>> Start Material to process

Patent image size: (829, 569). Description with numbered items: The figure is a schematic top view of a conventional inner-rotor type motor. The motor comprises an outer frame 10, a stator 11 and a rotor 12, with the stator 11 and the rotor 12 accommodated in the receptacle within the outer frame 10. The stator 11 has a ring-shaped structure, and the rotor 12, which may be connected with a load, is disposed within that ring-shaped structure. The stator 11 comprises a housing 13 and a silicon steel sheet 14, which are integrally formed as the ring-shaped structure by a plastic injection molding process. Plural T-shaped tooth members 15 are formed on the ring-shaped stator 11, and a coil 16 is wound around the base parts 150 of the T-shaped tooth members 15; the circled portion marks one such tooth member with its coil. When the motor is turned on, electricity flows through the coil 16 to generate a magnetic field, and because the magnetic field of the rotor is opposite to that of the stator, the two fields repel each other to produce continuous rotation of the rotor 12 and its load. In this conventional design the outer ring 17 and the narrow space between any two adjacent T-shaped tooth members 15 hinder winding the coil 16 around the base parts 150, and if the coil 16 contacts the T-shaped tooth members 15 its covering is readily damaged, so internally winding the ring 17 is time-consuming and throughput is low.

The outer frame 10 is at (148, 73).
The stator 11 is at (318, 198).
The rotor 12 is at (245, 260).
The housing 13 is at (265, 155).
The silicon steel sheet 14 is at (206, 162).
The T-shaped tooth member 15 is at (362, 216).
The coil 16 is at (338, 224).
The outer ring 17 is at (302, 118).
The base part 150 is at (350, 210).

>> End Material to process

- Task prompt: Could you pull out every line above and reproduce each one word for word?

- Answer to this task:
Patent image size: (829, 569). Description with numbered items: The figure is a schematic top view of a conventional inner-rotor type motor. The motor comprises an outer frame 10, a stator 11 and a rotor 12, with the stator 11 and the rotor 12 accommodated in the receptacle within the outer frame 10. The stator 11 has a ring-shaped structure, and the rotor 12, which may be connected with a load, is disposed within that ring-shaped structure. The stator 11 comprises a housing 13 and a silicon steel sheet 14, which are integrally formed as the ring-shaped structure by a plastic injection molding process. Plural T-shaped tooth members 15 are formed on the ring-shaped stator 11, and a coil 16 is wound around the base parts 150 of the T-shaped tooth members 15; the circled portion marks one such tooth member with its coil. When the motor is turned on, electricity flows through the coil 16 to generate a magnetic field, and because the magnetic field of the rotor is opposite to that of the stator, the two fields repel each other to produce continuous rotation of the rotor 12 and its load. In this conventional design the outer ring 17 and the narrow space between any two adjacent T-shaped tooth members 15 hinder winding the coil 16 around the base parts 150, and if the coil 16 contacts the T-shaped tooth members 15 its covering is readily damaged, so internally winding the ring 17 is time-consuming and throughput is low.

The outer frame 10 is at (148, 73).
The stator 11 is at (318, 198).
The rotor 12 is at (245, 260).
The housing 13 is at (265, 155).
The silicon steel sheet 14 is at (206, 162).
The T-shaped tooth member 15 is at (362, 216).
The coil 16 is at (338, 224).
The outer ring 17 is at (302, 118).
The base part 150 is at (350, 210).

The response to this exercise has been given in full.